Required task:
Copy the listing from its first line through the line that contains "svg-text:E: E: [115, 884, 122, 898]", replacing "svg-text" with "vector-label" and leaving everything else unchanged.

Data shown:
****

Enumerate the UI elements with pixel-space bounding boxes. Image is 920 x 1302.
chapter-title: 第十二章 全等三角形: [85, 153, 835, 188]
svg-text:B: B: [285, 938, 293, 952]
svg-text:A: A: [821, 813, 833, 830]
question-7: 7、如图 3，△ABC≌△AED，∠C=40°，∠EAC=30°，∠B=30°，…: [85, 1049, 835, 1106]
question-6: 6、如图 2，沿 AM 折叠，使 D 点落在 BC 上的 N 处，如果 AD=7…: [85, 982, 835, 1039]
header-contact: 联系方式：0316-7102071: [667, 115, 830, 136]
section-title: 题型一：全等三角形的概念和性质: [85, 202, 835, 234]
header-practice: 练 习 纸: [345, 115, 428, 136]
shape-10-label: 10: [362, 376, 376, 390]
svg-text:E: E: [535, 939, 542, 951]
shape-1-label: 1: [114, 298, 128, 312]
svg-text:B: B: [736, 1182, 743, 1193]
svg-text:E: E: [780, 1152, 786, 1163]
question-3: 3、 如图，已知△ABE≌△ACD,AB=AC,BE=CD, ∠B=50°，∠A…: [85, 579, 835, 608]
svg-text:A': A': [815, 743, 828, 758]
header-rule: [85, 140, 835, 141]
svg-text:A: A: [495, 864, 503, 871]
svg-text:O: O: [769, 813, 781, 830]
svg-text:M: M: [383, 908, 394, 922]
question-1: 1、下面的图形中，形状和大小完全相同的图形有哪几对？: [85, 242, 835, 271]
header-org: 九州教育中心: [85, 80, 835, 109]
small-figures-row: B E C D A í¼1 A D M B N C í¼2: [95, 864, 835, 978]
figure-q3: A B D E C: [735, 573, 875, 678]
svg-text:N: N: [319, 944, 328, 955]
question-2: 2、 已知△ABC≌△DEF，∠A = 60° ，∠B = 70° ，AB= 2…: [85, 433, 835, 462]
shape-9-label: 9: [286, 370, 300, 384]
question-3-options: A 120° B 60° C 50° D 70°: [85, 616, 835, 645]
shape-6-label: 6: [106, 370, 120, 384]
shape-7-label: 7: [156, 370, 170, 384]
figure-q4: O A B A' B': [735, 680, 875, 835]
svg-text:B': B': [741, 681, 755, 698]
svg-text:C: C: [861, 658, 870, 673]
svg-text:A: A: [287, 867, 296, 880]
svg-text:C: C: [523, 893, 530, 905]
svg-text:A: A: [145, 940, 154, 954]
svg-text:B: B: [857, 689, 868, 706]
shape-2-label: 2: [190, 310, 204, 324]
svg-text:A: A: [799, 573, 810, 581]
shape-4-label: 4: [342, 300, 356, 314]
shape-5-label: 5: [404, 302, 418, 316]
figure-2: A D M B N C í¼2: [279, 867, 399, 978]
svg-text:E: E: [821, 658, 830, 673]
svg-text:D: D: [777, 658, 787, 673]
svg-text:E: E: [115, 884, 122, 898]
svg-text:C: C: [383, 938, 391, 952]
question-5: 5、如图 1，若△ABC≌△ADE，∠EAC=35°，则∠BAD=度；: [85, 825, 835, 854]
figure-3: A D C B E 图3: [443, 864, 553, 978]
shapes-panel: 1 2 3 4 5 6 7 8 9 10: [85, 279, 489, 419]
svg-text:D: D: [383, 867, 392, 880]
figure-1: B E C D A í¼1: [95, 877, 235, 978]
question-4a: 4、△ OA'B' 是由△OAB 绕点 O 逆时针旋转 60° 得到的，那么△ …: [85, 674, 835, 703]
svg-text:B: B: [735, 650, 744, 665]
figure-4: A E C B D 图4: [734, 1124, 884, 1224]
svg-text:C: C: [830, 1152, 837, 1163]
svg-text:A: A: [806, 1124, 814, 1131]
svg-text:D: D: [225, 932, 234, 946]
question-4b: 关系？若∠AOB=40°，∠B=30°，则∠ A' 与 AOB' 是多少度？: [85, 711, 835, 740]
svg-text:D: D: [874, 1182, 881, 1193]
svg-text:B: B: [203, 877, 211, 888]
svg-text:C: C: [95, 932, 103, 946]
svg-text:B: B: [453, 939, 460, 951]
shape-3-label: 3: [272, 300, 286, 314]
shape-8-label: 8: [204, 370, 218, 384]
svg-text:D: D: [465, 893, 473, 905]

****

Solution to this task:
Enumerate the UI elements with pixel-space bounding boxes. Image is 920 x 1302.
chapter-title: 第十二章 全等三角形: [85, 153, 835, 188]
vector-label:B: B: [285, 938, 293, 952]
vector-label:A: A: [821, 813, 833, 830]
question-7: 7、如图 3，△ABC≌△AED，∠C=40°，∠EAC=30°，∠B=30°，…: [85, 1049, 835, 1106]
question-6: 6、如图 2，沿 AM 折叠，使 D 点落在 BC 上的 N 处，如果 AD=7…: [85, 982, 835, 1039]
header-contact: 联系方式：0316-7102071: [667, 115, 830, 136]
section-title: 题型一：全等三角形的概念和性质: [85, 202, 835, 234]
header-practice: 练 习 纸: [345, 115, 428, 136]
shape-10-label: 10: [362, 376, 376, 390]
vector-label:E: E: [535, 939, 542, 951]
shape-1-label: 1: [114, 298, 128, 312]
vector-label:B: B: [736, 1182, 743, 1193]
vector-label:E: E: [780, 1152, 786, 1163]
question-3: 3、 如图，已知△ABE≌△ACD,AB=AC,BE=CD, ∠B=50°，∠A…: [85, 579, 835, 608]
vector-label:A': A': [815, 743, 828, 758]
header-rule: [85, 140, 835, 141]
vector-label:A: A: [495, 864, 503, 871]
vector-label:O: O: [769, 813, 781, 830]
vector-label:M: M: [383, 908, 394, 922]
question-1: 1、下面的图形中，形状和大小完全相同的图形有哪几对？: [85, 242, 835, 271]
header-org: 九州教育中心: [85, 80, 835, 109]
small-figures-row: B E C D A í¼1 A D M B N C í¼2: [95, 864, 835, 978]
figure-q3: A B D E C: [735, 573, 875, 678]
vector-label:N: N: [319, 944, 328, 955]
question-2: 2、 已知△ABC≌△DEF，∠A = 60° ，∠B = 70° ，AB= 2…: [85, 433, 835, 462]
shape-9-label: 9: [286, 370, 300, 384]
question-3-options: A 120° B 60° C 50° D 70°: [85, 616, 835, 645]
shape-6-label: 6: [106, 370, 120, 384]
shape-7-label: 7: [156, 370, 170, 384]
figure-q4: O A B A' B': [735, 680, 875, 835]
vector-label:B': B': [741, 681, 755, 698]
vector-label:C: C: [861, 658, 870, 673]
vector-label:A: A: [287, 867, 296, 880]
vector-label:C: C: [523, 893, 530, 905]
vector-label:A: A: [145, 940, 154, 954]
vector-label:B: B: [857, 689, 868, 706]
shape-2-label: 2: [190, 310, 204, 324]
vector-label:A: A: [799, 573, 810, 581]
shape-4-label: 4: [342, 300, 356, 314]
shape-5-label: 5: [404, 302, 418, 316]
figure-2: A D M B N C í¼2: [279, 867, 399, 978]
vector-label:E: E: [821, 658, 830, 673]
vector-label:D: D: [777, 658, 787, 673]
vector-label:E: E: [115, 884, 122, 898]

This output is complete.